### [WORK TO COMPLETE]
Scan the following material for the string "Video" and copy each line in which it appears.
== INFORMATION SHOWN
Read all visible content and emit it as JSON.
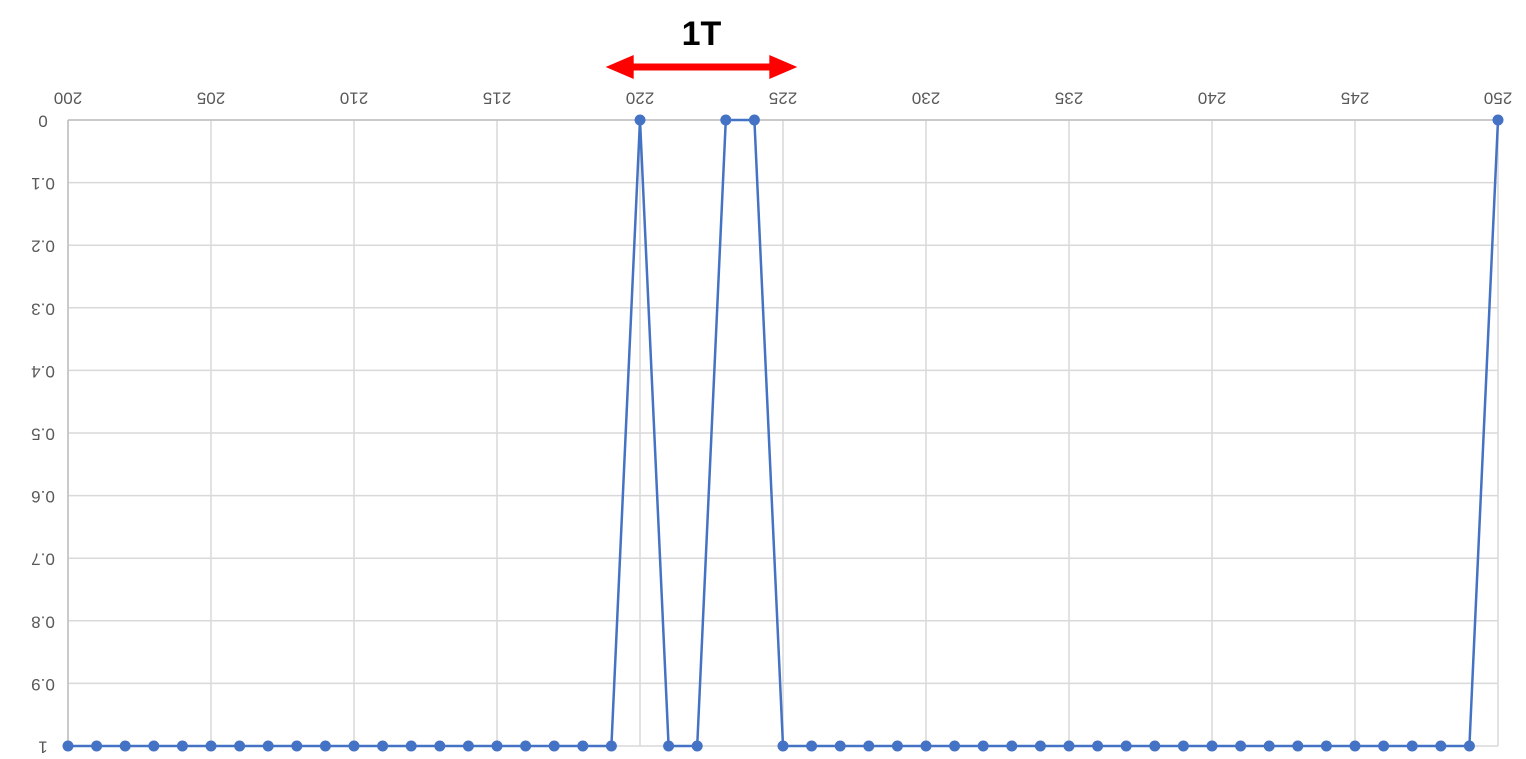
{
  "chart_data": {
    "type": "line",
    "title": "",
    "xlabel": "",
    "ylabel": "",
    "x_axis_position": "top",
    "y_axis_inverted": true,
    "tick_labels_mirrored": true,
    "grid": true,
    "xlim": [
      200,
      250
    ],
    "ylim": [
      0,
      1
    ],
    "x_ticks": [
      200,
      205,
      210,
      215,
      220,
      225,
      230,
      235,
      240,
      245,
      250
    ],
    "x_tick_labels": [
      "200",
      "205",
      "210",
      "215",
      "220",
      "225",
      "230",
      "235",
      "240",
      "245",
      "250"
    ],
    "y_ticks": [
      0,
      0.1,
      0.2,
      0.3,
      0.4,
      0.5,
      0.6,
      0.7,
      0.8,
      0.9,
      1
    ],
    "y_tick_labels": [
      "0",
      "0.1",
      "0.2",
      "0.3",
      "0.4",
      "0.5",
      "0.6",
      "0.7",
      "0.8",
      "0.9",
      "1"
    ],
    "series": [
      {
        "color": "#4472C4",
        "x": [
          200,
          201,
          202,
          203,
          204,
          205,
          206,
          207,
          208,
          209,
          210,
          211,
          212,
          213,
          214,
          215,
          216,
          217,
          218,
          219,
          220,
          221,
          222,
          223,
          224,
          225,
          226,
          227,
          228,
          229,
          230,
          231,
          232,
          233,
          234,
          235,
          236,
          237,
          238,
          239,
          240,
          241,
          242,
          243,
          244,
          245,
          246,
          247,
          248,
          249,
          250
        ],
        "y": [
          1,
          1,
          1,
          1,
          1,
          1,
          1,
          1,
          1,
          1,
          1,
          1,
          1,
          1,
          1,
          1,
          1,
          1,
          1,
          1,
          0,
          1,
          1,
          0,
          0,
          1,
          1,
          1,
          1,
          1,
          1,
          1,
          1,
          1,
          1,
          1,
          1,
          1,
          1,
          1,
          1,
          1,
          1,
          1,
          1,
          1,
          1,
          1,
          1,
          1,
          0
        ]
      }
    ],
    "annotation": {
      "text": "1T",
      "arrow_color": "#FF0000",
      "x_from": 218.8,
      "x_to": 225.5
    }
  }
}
====
== INFORMATION SHOWN
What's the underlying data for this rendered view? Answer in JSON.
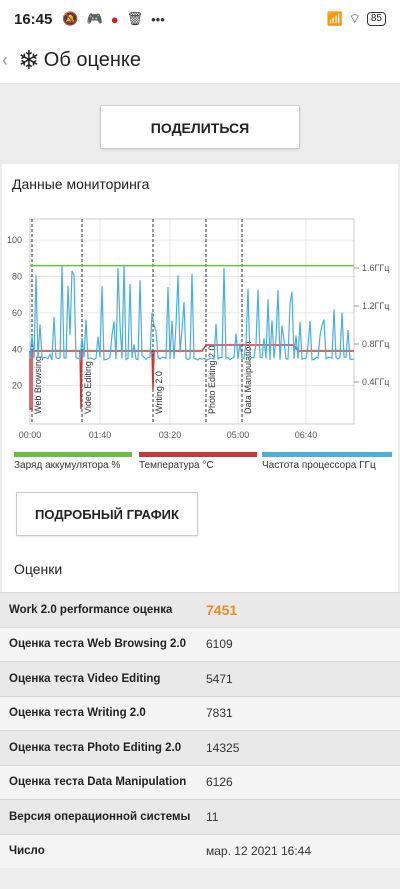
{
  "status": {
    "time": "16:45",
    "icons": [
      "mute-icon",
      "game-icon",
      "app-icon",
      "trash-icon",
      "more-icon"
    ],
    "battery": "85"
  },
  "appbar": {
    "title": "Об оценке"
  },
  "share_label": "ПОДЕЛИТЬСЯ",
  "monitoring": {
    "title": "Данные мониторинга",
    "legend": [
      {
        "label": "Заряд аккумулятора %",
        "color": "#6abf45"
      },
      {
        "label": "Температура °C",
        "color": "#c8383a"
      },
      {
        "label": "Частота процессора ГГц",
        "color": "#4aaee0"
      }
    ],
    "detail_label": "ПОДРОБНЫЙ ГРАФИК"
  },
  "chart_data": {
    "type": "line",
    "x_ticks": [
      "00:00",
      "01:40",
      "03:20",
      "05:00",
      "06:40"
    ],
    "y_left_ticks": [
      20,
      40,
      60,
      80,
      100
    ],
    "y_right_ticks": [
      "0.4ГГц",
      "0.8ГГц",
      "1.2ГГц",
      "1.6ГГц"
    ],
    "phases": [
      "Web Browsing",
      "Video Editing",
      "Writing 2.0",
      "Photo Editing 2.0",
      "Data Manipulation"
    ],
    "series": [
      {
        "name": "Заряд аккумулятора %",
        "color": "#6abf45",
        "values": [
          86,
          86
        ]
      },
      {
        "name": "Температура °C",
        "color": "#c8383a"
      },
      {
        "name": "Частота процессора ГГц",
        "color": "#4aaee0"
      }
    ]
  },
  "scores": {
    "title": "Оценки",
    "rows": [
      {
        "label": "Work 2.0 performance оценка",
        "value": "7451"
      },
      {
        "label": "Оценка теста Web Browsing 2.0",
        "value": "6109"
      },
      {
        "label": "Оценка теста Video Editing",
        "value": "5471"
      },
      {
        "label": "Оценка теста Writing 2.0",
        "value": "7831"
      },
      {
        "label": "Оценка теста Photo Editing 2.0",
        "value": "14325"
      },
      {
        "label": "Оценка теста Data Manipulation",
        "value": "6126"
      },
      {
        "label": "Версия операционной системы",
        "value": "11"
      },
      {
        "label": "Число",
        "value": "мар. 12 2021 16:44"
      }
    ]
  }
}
====
### [WORKED SOLUTION]
      "Video Editing",
        "label": "Оценка теста Video Editing",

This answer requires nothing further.